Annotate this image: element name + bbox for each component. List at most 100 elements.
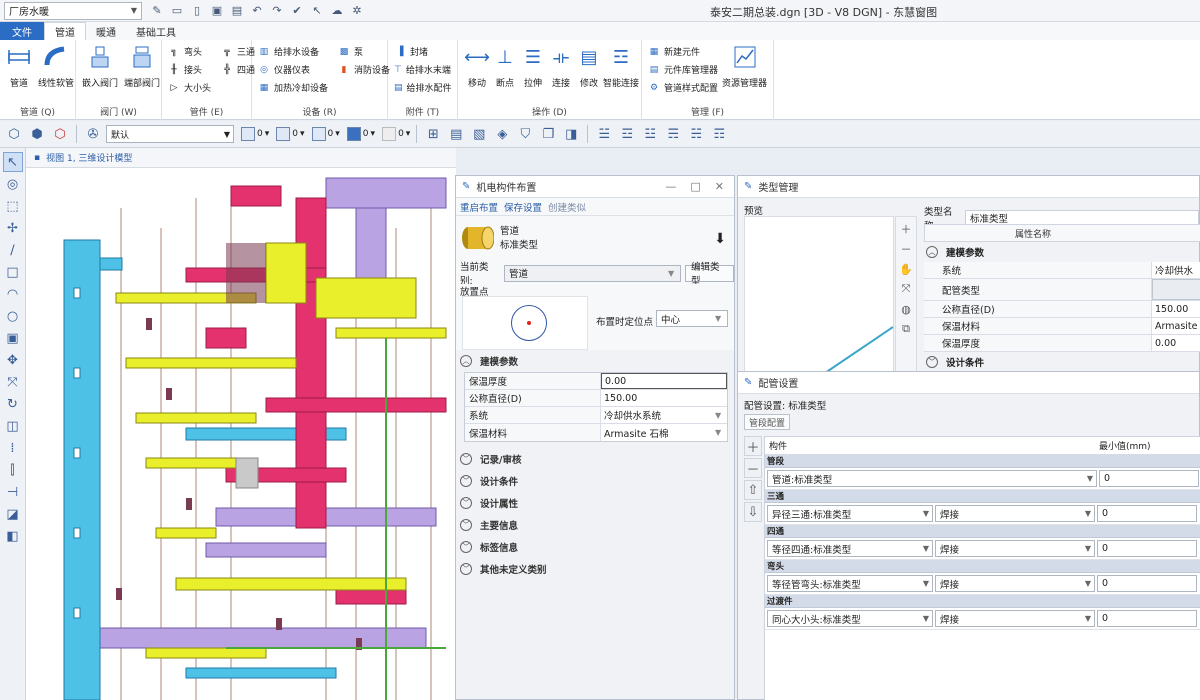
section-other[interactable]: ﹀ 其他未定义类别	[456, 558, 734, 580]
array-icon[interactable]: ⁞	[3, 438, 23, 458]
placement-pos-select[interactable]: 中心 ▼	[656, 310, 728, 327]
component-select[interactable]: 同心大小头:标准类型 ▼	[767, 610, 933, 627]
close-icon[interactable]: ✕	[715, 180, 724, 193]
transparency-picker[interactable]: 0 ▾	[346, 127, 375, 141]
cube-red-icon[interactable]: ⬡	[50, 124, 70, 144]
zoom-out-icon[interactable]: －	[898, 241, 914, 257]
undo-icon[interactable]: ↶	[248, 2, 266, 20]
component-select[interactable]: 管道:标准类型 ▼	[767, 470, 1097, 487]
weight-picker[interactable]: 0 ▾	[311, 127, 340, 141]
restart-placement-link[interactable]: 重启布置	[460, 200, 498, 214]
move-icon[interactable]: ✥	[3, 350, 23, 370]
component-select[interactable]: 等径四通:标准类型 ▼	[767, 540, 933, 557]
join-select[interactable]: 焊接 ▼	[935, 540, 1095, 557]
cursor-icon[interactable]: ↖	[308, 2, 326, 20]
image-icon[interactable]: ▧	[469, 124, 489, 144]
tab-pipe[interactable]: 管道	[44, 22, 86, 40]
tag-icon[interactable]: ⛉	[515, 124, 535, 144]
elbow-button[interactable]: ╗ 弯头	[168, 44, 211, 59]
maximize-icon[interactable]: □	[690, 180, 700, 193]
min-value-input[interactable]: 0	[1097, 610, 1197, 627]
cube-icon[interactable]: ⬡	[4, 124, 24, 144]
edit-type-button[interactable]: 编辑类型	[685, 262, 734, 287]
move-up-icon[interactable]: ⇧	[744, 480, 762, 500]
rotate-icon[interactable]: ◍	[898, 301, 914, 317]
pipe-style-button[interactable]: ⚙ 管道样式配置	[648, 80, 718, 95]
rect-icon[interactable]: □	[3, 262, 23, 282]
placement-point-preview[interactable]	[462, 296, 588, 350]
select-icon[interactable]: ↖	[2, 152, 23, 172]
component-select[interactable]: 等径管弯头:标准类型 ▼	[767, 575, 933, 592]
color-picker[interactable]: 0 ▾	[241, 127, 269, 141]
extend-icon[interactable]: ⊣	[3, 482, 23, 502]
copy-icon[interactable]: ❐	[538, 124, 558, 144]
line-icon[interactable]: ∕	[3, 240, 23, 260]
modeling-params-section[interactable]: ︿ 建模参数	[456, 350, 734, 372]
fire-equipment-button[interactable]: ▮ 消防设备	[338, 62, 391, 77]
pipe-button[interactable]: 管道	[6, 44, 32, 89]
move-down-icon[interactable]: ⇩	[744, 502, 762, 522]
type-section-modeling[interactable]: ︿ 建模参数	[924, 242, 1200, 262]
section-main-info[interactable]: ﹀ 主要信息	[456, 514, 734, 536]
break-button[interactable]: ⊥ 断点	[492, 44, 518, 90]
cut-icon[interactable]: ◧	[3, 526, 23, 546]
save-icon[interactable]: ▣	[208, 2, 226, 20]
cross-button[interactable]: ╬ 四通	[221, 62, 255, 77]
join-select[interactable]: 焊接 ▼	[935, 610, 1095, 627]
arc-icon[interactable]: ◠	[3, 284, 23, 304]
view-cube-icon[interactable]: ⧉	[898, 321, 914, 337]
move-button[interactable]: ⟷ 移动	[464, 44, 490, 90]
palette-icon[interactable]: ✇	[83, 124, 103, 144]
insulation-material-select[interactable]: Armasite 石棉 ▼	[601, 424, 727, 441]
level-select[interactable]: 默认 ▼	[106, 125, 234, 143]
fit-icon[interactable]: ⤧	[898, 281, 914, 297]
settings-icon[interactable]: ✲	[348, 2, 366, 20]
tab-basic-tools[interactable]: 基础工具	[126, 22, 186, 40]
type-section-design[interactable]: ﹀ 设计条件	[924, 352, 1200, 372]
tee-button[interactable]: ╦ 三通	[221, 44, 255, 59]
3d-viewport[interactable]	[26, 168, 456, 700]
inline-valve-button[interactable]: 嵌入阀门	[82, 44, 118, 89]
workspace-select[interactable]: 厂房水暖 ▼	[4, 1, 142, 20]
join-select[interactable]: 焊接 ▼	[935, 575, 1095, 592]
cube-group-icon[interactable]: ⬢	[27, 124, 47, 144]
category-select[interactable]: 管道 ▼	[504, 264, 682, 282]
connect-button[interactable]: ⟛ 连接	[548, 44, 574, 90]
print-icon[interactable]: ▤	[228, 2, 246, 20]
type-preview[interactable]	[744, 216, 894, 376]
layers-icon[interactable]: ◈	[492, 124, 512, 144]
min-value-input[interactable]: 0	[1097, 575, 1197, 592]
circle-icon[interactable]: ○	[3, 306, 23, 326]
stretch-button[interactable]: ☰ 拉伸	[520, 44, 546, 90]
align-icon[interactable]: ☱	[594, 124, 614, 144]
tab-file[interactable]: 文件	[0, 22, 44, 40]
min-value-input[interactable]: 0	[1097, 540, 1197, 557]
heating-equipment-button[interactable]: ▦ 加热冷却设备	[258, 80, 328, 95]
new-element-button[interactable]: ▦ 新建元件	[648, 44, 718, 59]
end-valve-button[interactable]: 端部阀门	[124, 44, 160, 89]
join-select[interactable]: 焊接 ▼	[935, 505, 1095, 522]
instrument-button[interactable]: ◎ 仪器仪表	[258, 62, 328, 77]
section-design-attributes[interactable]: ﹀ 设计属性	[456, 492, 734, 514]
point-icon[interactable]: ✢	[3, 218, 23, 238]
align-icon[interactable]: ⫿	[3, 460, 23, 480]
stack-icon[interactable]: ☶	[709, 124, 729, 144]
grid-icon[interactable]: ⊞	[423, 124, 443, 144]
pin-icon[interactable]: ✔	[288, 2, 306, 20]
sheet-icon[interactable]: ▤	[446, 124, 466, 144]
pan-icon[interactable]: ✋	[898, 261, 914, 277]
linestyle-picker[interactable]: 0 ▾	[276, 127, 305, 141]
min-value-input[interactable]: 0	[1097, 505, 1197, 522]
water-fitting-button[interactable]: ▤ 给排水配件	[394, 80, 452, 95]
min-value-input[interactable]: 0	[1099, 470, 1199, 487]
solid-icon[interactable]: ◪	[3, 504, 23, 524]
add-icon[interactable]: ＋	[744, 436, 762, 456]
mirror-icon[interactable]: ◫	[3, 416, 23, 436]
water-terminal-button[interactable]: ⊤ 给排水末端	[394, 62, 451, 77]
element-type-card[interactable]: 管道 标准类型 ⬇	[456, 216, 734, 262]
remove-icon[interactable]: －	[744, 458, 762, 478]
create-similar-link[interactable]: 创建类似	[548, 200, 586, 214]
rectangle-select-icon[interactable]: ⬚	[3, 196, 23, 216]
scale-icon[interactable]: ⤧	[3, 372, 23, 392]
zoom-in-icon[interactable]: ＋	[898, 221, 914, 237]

* _TASK TO COMPLETE_:
Give every line of the listing above as a Markdown table with the columns Row and Line. Skip blank lines and leave the pictures out.

* _SOLUTION FOR THIS EXERCISE_:
| Row | Line |
|---|---|
| 1 | Annotate this image: element name + bbox for each component. List at most 100 elements. |
| 2 | section-other[interactable]: ﹀ 其他未定义类别	[456, 558, 734, 580] |
| 3 | array-icon[interactable]: ⁞	[3, 438, 23, 458] |
| 4 | placement-pos-select[interactable]: 中心 ▼	[656, 310, 728, 327] |
| 5 | component-select[interactable]: 同心大小头:标准类型 ▼	[767, 610, 933, 627] |
| 6 | close-icon[interactable]: ✕	[715, 180, 724, 193] |
| 7 | transparency-picker[interactable]: 0 ▾	[346, 127, 375, 141] |
| 8 | cube-red-icon[interactable]: ⬡	[50, 124, 70, 144] |
| 9 | zoom-out-icon[interactable]: －	[898, 241, 914, 257] |
| 10 | undo-icon[interactable]: ↶	[248, 2, 266, 20] |
| 11 | component-select[interactable]: 管道:标准类型 ▼	[767, 470, 1097, 487] |
| 12 | weight-picker[interactable]: 0 ▾	[311, 127, 340, 141] |
| 13 | restart-placement-link[interactable]: 重启布置	[460, 200, 498, 214] |
| 14 | move-icon[interactable]: ✥	[3, 350, 23, 370] |
| 15 | component-select[interactable]: 等径四通:标准类型 ▼	[767, 540, 933, 557] |
| 16 | join-select[interactable]: 焊接 ▼	[935, 540, 1095, 557] |
| 17 | cursor-icon[interactable]: ↖	[308, 2, 326, 20] |
| 18 | image-icon[interactable]: ▧	[469, 124, 489, 144] |
| 19 | tab-pipe[interactable]: 管道	[44, 22, 86, 40] |
| 20 | tag-icon[interactable]: ⛉	[515, 124, 535, 144] |
| 21 | elbow-button[interactable]: ╗ 弯头	[168, 44, 211, 59] |
| 22 | maximize-icon[interactable]: □	[690, 180, 700, 193] |
| 23 | min-value-input[interactable]: 0	[1097, 610, 1197, 627] |
| 24 | cube-icon[interactable]: ⬡	[4, 124, 24, 144] |
| 25 | edit-type-button[interactable]: 编辑类型	[685, 262, 734, 287] |
| 26 | move-up-icon[interactable]: ⇧	[744, 480, 762, 500] |
| 27 | rotate-icon[interactable]: ◍	[898, 301, 914, 317] |
| 28 | pipe-style-button[interactable]: ⚙ 管道样式配置	[648, 80, 718, 95] |
| 29 | rect-icon[interactable]: □	[3, 262, 23, 282] |
| 30 | placement-point-preview[interactable]	[462, 296, 588, 350] |
| 31 | select-icon[interactable]: ↖	[2, 152, 23, 172] |
| 32 | component-select[interactable]: 等径管弯头:标准类型 ▼	[767, 575, 933, 592] |
| 33 | color-picker[interactable]: 0 ▾	[241, 127, 269, 141] |
| 34 | extend-icon[interactable]: ⊣	[3, 482, 23, 502] |
| 35 | copy-icon[interactable]: ❐	[538, 124, 558, 144] |
| 36 | line-icon[interactable]: ∕	[3, 240, 23, 260] |
| 37 | modeling-params-section[interactable]: ︿ 建模参数	[456, 350, 734, 372] |
| 38 | fire-equipment-button[interactable]: ▮ 消防设备	[338, 62, 391, 77] |
| 39 | pipe-button[interactable]: 管道	[6, 44, 32, 89] |
| 40 | move-down-icon[interactable]: ⇩	[744, 502, 762, 522] |
| 41 | type-section-modeling[interactable]: ︿ 建模参数	[924, 242, 1200, 262] |
| 42 | section-main-info[interactable]: ﹀ 主要信息	[456, 514, 734, 536] |
| 43 | break-button[interactable]: ⊥ 断点	[492, 44, 518, 90] |
| 44 | cut-icon[interactable]: ◧	[3, 526, 23, 546] |
| 45 | save-icon[interactable]: ▣	[208, 2, 226, 20] |
| 46 | cross-button[interactable]: ╬ 四通	[221, 62, 255, 77] |
| 47 | join-select[interactable]: 焊接 ▼	[935, 610, 1095, 627] |
| 48 | arc-icon[interactable]: ◠	[3, 284, 23, 304] |
| 49 | view-cube-icon[interactable]: ⧉	[898, 321, 914, 337] |
| 50 | move-button[interactable]: ⟷ 移动	[464, 44, 490, 90] |
| 51 | palette-icon[interactable]: ✇	[83, 124, 103, 144] |
| 52 | insulation-material-select[interactable]: Armasite 石棉 ▼	[601, 424, 727, 441] |
| 53 | level-select[interactable]: 默认 ▼	[106, 125, 234, 143] |
| 54 | fit-icon[interactable]: ⤧	[898, 281, 914, 297] |
| 55 | settings-icon[interactable]: ✲	[348, 2, 366, 20] |
| 56 | tab-basic-tools[interactable]: 基础工具	[126, 22, 186, 40] |
| 57 | type-section-design[interactable]: ﹀ 设计条件	[924, 352, 1200, 372] |
| 58 | tee-button[interactable]: ╦ 三通	[221, 44, 255, 59] |
| 59 | 3d-viewport[interactable]	[26, 168, 456, 700] |
| 60 | inline-valve-button[interactable]: 嵌入阀门	[82, 44, 118, 89] |
| 61 | workspace-select[interactable]: 厂房水暖 ▼	[4, 1, 142, 20] |
| 62 | join-select[interactable]: 焊接 ▼	[935, 575, 1095, 592] |
| 63 | cube-group-icon[interactable]: ⬢	[27, 124, 47, 144] |
| 64 | category-select[interactable]: 管道 ▼	[504, 264, 682, 282] |
| 65 | connect-button[interactable]: ⟛ 连接	[548, 44, 574, 90] |
| 66 | print-icon[interactable]: ▤	[228, 2, 246, 20] |
| 67 | type-preview[interactable]	[744, 216, 894, 376] |
| 68 | layers-icon[interactable]: ◈	[492, 124, 512, 144] |
| 69 | min-value-input[interactable]: 0	[1097, 575, 1197, 592] |
| 70 | circle-icon[interactable]: ○	[3, 306, 23, 326] |
| 71 | stretch-button[interactable]: ☰ 拉伸	[520, 44, 546, 90] |
| 72 | align-icon[interactable]: ☱	[594, 124, 614, 144] |
| 73 | tab-file[interactable]: 文件	[0, 22, 44, 40] |
| 74 | min-value-input[interactable]: 0	[1097, 540, 1197, 557] |
| 75 | heating-equipment-button[interactable]: ▦ 加热冷却设备	[258, 80, 328, 95] |
| 76 | new-element-button[interactable]: ▦ 新建元件	[648, 44, 718, 59] |
| 77 | end-valve-button[interactable]: 端部阀门	[124, 44, 160, 89] |
| 78 | join-select[interactable]: 焊接 ▼	[935, 505, 1095, 522] |
| 79 | instrument-button[interactable]: ◎ 仪器仪表	[258, 62, 328, 77] |
| 80 | section-design-attributes[interactable]: ﹀ 设计属性	[456, 492, 734, 514] |
| 81 | point-icon[interactable]: ✢	[3, 218, 23, 238] |
| 82 | align-icon[interactable]: ⫿	[3, 460, 23, 480] |
| 83 | stack-icon[interactable]: ☶	[709, 124, 729, 144] |
| 84 | grid-icon[interactable]: ⊞	[423, 124, 443, 144] |
| 85 | pin-icon[interactable]: ✔	[288, 2, 306, 20] |
| 86 | sheet-icon[interactable]: ▤	[446, 124, 466, 144] |
| 87 | pan-icon[interactable]: ✋	[898, 261, 914, 277] |
| 88 | linestyle-picker[interactable]: 0 ▾	[276, 127, 305, 141] |
| 89 | min-value-input[interactable]: 0	[1097, 505, 1197, 522] |
| 90 | water-fitting-button[interactable]: ▤ 给排水配件	[394, 80, 452, 95] |
| 91 | min-value-input[interactable]: 0	[1099, 470, 1199, 487] |
| 92 | solid-icon[interactable]: ◪	[3, 504, 23, 524] |
| 93 | add-icon[interactable]: ＋	[744, 436, 762, 456] |
| 94 | mirror-icon[interactable]: ◫	[3, 416, 23, 436] |
| 95 | water-terminal-button[interactable]: ⊤ 给排水末端	[394, 62, 451, 77] |
| 96 | element-type-card[interactable]: 管道 标准类型 ⬇	[456, 216, 734, 262] |
| 97 | remove-icon[interactable]: －	[744, 458, 762, 478] |
| 98 | create-similar-link[interactable]: 创建类似	[548, 200, 586, 214] |
| 99 | rectangle-select-icon[interactable]: ⬚	[3, 196, 23, 216] |
| 100 | scale-icon[interactable]: ⤧	[3, 372, 23, 392] |
| 101 | zoom-in-icon[interactable]: ＋	[898, 221, 914, 237] |